I was born in New Brunswick, New Jersey, USA, on February 27, 1947. My parents lived in Perth Amboy, New Jersey, until I was 3 years old, when we moved to Highland Park, NJ, where I lived until I went away to college. During my childhood my father owned a small grocery store in New Brunswick, and when it was destroyed by fire he bought a small dry cleaners business, also in New Brunswick. I have two sisters, Arlene (3 years older than me), and Lucille (6 years younger). I was interested in science from the time I was in grade school, and I still have vague memories of watching Don Herbert’s (Mr. Wizard) wonderful television programs about science. Later, in high school, I was fascinated by science books such as Lincoln Barnett’s The Universe and Dr. Einstein. I went to public schools in Highland Park, but left after my junior year to start at the Massachusetts Institute of Technology.


Alan H. Guth portrait photo

Alan H. Guth (Photo credit: © Massachusetts Institute of Technology (MIT)).

I came to MIT as a freshman in 1964, and majored in physics. I was fascinated by the idea that the world could be described by precise mathematical laws, so I chose physics because it was the branch of science most closely connected with the quest to discover the fundamental laws. I received a combined bachelors/masters (S.B./S.M.) degree in 1969, and a Ph.D. in 1972, specializing in particle theory. My masters thesis was supervised by Aron Bernstein, whom I still see frequently, and my Ph.D. was supervised by Francis Low, who unfortunately passed away in 2007. My Ph.D. thesis concerned an early version of the theory of quark interactions, and became obsolete very shortly after I finished my degree.

I was a postdoc for nine years in four different places, longer than almost anybody else I know. I began with three years at Princeton, where I worked with Dave Soper and Marvin (Murph) Goldberger on problems that were not too distant from my Ph.D. thesis work. Then I moved to Columbia University for three years, where I worked with such people as Norman Christ and Erick Weinberg. At Columbia I learned about gauge theories and topological structures such as magnetic monopoles (theoretical particles with a net magnetic charge). I then spent two years as a postdoc at Cornell, and then one year as a visitor at the Stanford Linear Accelerator Center (SLAC). At Cornell I learned about lattice gauge theory from Kenneth Wilson, and I also began my work on cosmology with Henry Tye. At SLAC I continued the work with Tye, and also worked with Erick Weinberg, who visited for the second of the two terms that I was there.

The Flatness Problem
The story of how I became involved cosmology begins with two coincidences, both of which took place in the fall of 1978, during my second year as a postdoc at Cornell. Both in fact happened in the same week. On Monday (November 13) I happened into a lecture given by Bob Dicke, a well-known cosmologist from Princeton, who described a feature of the conventional big bang theory called the flatness problem. The problem concerned the extreme amount of fine tuning that is needed to make the conventional big bang theory work. As Dicke described it, the expansion rate of the universe at one second after the instant of creation has to have been exactly what we think it was to an accuracy of 15 decimal places. If the expansion rate were larger by just one unit in the 15th decimal place, then the universe would have flown apart so quickly that galaxies could never have formed. If, on the other hand, the expansion rate had been slower by just one unit in the 15th decimal place, then the universe would have rapidly collapsed, before galaxies or life could have formed. It is called the “flatness problem” because general relativity implies a connection between the expansion rate, the mass density, and the geometry of space, and the value of the expansion rate that creates a universe like ours is the same value that makes the universe geometrically flat (i.e., Euclidean). Nonetheless, the big bang theory includes no mechanism to arrange for the expansion rate to have had just this value, so it seems like a fantastically improbably coincidence. I did not understand the calculations behind what Dicke was saying, but I was very impressed by the conclusion, and tucked it away in the back of my brain.

EXERCISE:
How would you render this sentence from the autobiographical passage in Spanish: "I came to MIT as a freshman in 1964, and majored in physics."

DATA EXCERPTS:
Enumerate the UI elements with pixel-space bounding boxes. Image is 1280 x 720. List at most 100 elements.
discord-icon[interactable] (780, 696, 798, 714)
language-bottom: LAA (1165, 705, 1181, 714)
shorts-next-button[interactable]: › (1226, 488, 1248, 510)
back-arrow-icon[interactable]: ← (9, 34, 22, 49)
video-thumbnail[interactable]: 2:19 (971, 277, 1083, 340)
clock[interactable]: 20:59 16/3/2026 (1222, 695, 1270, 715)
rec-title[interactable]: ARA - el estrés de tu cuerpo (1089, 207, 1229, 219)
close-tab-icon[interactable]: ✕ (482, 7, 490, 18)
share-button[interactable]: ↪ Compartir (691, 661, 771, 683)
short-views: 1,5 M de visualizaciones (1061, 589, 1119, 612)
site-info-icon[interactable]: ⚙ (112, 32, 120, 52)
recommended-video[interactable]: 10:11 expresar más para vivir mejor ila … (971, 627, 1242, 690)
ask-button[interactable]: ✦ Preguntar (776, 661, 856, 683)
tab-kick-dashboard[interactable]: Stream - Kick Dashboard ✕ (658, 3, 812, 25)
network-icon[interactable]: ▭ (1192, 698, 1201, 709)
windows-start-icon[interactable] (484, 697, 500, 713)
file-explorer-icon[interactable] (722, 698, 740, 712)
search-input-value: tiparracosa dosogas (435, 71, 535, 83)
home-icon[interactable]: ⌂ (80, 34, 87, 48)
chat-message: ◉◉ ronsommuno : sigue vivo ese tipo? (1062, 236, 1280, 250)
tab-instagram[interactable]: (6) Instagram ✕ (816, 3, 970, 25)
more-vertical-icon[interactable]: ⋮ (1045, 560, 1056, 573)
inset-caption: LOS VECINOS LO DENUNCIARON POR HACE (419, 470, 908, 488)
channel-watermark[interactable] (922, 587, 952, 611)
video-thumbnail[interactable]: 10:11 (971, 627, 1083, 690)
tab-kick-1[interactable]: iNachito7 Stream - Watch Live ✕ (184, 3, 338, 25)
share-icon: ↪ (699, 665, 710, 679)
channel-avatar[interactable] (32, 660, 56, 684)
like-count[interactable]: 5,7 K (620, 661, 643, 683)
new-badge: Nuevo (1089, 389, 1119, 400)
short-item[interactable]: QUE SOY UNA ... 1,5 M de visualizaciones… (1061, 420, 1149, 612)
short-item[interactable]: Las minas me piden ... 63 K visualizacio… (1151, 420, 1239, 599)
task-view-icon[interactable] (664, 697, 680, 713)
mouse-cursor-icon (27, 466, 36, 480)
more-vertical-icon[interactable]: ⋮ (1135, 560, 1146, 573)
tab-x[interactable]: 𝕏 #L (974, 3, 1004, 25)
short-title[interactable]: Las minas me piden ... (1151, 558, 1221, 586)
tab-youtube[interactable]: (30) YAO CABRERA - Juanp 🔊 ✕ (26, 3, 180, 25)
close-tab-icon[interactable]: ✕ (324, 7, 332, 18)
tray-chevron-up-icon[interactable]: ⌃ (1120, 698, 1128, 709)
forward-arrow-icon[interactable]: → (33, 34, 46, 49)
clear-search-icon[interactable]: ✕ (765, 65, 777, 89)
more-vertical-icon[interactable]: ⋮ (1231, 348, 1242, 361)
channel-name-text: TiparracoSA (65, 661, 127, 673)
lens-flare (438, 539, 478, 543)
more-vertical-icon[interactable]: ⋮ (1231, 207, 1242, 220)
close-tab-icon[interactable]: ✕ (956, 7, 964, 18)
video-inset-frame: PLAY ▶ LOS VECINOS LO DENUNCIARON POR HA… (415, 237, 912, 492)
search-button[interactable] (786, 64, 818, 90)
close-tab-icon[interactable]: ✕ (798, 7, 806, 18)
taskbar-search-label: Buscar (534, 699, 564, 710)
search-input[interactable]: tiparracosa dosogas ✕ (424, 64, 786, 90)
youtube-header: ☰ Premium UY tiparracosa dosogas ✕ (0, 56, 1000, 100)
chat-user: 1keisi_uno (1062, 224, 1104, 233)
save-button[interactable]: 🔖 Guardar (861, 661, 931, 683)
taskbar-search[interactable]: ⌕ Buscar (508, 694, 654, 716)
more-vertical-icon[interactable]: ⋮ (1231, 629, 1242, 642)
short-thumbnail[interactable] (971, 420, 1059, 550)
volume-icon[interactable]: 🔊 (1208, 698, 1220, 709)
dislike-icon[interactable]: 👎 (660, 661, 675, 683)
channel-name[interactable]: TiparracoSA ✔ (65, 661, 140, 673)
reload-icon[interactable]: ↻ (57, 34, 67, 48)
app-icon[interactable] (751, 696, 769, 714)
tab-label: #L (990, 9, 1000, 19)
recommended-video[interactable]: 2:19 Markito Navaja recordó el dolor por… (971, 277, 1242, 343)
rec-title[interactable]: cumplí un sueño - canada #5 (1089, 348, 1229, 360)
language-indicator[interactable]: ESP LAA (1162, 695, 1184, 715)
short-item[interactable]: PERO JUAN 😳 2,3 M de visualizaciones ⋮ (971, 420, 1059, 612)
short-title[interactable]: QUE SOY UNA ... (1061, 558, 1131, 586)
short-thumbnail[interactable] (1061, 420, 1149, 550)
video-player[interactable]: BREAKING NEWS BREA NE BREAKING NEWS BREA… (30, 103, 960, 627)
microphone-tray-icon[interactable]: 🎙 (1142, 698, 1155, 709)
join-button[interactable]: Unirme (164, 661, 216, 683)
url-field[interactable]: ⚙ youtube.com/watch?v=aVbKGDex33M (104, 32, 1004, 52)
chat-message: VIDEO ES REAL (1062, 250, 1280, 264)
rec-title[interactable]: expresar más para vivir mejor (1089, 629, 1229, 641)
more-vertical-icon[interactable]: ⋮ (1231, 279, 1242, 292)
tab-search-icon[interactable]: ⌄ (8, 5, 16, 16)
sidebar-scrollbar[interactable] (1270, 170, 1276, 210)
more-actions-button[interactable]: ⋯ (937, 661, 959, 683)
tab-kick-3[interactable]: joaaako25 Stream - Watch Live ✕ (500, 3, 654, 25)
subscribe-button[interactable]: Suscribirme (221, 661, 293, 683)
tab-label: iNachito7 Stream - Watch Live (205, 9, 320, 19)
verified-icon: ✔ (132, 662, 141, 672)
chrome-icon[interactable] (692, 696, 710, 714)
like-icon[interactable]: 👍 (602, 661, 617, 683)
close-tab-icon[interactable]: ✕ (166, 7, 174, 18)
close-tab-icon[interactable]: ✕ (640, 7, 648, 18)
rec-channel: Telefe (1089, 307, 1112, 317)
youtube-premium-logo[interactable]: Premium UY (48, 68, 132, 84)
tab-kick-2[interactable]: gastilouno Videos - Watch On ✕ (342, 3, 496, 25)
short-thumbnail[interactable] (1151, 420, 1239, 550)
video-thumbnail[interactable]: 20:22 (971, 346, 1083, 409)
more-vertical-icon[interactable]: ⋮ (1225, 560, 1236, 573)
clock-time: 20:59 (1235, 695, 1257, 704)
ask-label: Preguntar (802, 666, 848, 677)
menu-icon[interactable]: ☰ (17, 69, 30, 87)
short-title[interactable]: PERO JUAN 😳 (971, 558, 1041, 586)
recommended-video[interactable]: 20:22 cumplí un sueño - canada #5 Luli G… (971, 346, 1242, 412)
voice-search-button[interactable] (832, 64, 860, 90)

---

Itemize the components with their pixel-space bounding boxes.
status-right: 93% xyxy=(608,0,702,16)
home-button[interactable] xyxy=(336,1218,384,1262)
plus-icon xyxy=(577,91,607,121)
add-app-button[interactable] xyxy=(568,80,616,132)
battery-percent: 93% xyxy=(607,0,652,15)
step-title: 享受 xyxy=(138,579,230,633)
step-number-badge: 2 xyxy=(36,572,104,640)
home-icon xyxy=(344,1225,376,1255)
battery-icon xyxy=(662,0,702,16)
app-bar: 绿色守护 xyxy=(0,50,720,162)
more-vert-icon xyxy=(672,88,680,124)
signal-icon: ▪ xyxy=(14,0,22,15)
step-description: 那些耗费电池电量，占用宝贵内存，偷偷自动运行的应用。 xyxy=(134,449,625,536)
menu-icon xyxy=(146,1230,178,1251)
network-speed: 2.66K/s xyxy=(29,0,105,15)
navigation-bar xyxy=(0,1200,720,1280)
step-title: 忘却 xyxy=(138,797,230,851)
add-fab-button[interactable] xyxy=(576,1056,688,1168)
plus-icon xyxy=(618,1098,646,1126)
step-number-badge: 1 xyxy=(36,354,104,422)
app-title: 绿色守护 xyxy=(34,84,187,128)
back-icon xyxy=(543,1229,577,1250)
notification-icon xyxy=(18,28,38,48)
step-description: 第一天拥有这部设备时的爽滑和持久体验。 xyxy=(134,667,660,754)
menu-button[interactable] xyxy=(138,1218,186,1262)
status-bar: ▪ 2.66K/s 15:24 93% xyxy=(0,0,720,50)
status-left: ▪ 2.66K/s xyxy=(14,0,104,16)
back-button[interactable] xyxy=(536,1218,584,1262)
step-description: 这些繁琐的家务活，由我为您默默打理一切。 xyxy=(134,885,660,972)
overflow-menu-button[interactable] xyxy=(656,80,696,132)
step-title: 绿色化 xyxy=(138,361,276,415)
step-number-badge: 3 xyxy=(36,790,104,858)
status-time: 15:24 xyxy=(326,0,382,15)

--

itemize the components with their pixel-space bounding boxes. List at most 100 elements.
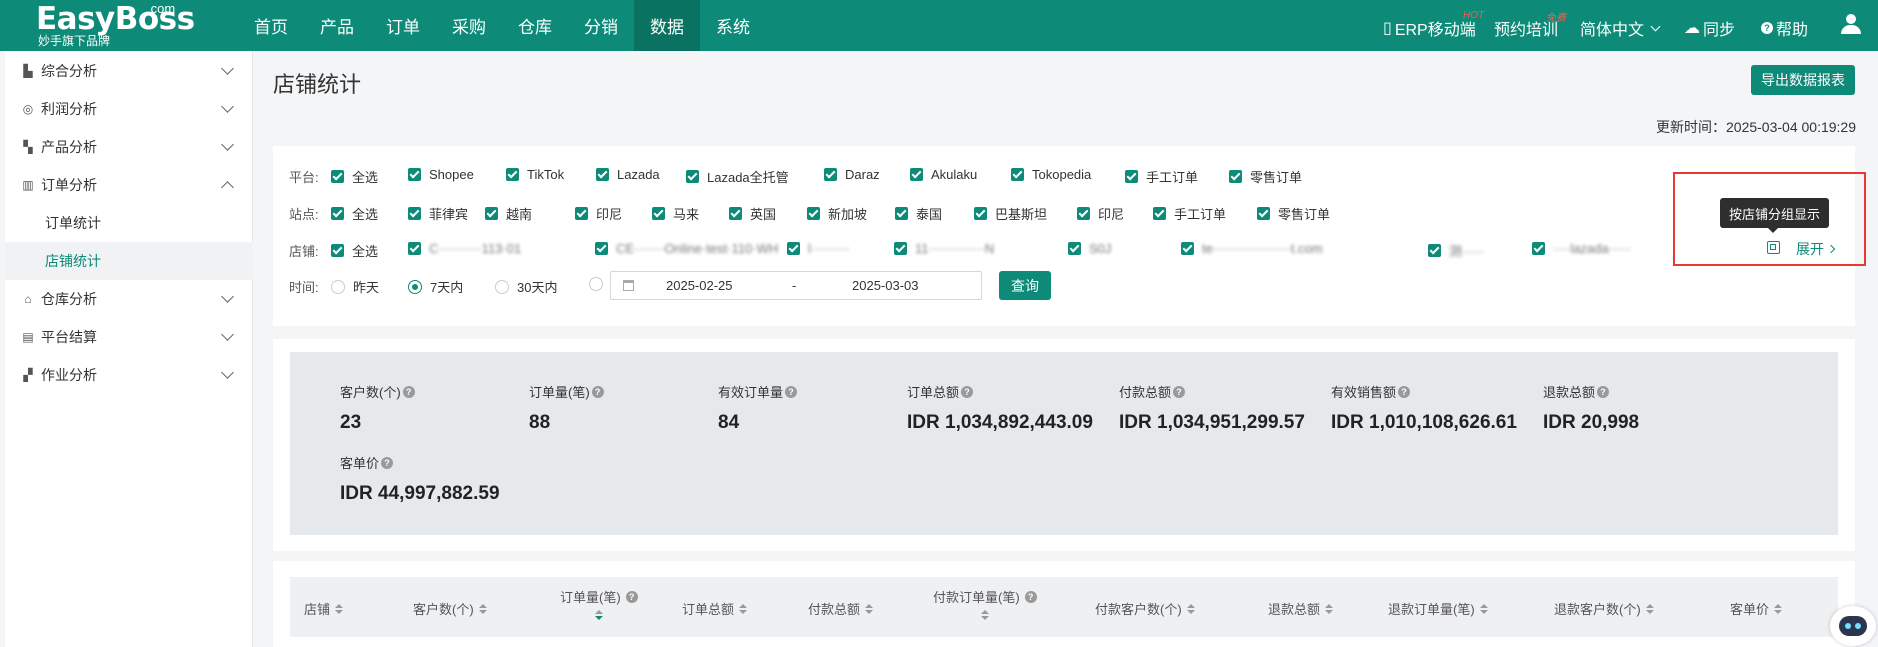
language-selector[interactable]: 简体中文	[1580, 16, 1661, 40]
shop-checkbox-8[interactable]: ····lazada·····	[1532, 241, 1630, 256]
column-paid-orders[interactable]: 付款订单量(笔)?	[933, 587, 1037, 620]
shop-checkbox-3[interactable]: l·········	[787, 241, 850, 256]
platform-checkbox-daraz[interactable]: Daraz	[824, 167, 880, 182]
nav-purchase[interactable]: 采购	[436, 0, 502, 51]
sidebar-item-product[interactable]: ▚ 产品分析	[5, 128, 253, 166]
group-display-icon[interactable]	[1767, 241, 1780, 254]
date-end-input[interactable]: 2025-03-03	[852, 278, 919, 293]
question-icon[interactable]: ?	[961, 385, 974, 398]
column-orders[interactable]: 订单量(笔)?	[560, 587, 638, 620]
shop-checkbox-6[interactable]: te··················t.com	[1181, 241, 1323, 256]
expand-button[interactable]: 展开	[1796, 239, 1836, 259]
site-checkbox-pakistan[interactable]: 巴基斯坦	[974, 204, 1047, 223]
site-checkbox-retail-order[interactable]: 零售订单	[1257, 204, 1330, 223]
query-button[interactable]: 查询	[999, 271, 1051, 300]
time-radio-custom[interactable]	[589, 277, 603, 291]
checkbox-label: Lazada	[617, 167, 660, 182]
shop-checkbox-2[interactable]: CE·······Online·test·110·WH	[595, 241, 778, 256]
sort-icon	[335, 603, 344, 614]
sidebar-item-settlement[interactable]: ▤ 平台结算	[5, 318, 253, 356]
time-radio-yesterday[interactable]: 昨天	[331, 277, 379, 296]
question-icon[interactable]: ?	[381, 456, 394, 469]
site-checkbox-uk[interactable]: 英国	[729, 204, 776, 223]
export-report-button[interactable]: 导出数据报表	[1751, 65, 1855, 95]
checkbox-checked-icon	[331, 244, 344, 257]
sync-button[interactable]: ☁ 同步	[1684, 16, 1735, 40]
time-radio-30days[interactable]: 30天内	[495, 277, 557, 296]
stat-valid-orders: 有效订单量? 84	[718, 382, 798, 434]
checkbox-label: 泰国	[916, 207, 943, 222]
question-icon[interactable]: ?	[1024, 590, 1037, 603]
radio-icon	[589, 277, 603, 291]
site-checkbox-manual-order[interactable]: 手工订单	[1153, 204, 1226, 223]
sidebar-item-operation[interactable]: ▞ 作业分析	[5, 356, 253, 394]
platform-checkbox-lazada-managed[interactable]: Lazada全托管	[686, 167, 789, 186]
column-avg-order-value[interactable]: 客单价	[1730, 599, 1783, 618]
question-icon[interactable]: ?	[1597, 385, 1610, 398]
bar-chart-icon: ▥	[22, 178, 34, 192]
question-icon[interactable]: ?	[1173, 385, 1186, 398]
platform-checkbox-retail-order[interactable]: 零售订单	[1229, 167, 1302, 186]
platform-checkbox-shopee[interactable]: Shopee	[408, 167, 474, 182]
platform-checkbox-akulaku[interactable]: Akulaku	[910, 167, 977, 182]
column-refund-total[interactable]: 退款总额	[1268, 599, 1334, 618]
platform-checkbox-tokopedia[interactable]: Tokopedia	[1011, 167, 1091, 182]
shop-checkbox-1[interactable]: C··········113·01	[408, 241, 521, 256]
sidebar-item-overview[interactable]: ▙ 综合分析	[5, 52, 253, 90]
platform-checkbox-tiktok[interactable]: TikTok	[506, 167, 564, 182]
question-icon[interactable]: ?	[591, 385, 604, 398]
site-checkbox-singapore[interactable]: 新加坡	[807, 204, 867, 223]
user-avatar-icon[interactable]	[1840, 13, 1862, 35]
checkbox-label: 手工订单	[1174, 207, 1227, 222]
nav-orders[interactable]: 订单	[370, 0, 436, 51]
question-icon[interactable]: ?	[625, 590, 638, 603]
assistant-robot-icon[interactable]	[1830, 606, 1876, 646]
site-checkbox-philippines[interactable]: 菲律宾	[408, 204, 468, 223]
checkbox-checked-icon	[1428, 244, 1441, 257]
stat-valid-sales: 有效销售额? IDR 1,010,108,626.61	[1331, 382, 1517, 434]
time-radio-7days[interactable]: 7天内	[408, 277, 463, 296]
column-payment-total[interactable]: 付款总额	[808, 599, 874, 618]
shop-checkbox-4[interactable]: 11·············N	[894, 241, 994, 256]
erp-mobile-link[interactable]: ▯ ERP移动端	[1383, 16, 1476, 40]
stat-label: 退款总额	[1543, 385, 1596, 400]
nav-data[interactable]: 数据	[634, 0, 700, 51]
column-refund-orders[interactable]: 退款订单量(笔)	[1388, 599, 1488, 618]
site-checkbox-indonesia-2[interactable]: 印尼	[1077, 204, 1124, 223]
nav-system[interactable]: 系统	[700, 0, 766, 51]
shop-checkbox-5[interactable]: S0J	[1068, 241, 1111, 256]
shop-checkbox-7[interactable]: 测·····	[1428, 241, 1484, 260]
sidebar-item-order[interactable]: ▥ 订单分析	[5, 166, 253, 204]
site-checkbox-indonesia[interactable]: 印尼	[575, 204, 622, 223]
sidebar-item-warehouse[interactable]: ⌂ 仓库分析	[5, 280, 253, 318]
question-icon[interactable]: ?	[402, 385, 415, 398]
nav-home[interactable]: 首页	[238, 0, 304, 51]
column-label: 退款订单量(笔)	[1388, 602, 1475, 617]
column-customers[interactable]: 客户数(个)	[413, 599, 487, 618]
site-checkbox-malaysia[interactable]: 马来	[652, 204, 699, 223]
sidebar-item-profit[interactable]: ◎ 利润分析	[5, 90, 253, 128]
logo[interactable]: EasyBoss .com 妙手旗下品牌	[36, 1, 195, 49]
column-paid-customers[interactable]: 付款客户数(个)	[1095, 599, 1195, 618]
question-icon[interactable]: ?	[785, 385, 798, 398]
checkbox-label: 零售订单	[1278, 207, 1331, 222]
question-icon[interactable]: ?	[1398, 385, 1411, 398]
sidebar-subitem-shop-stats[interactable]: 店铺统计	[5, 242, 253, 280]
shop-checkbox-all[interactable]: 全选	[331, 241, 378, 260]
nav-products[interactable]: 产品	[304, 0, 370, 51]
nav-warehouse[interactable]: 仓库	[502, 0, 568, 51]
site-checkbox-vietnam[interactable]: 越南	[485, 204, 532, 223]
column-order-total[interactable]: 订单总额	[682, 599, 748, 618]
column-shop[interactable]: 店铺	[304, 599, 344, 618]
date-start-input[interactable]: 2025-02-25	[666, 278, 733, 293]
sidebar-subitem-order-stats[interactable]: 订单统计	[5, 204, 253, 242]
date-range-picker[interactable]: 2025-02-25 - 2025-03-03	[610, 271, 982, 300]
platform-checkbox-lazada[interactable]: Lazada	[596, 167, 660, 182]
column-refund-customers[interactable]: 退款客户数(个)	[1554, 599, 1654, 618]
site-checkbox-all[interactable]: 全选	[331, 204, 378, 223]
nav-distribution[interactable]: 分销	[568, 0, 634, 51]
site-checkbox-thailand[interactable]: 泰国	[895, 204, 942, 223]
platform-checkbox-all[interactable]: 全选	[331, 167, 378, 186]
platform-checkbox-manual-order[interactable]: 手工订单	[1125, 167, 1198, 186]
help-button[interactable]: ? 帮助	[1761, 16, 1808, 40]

ANSWER TO THIS TASK:
Llegué al MIT como estudiante de primer año en 1964 y me especialicé en física.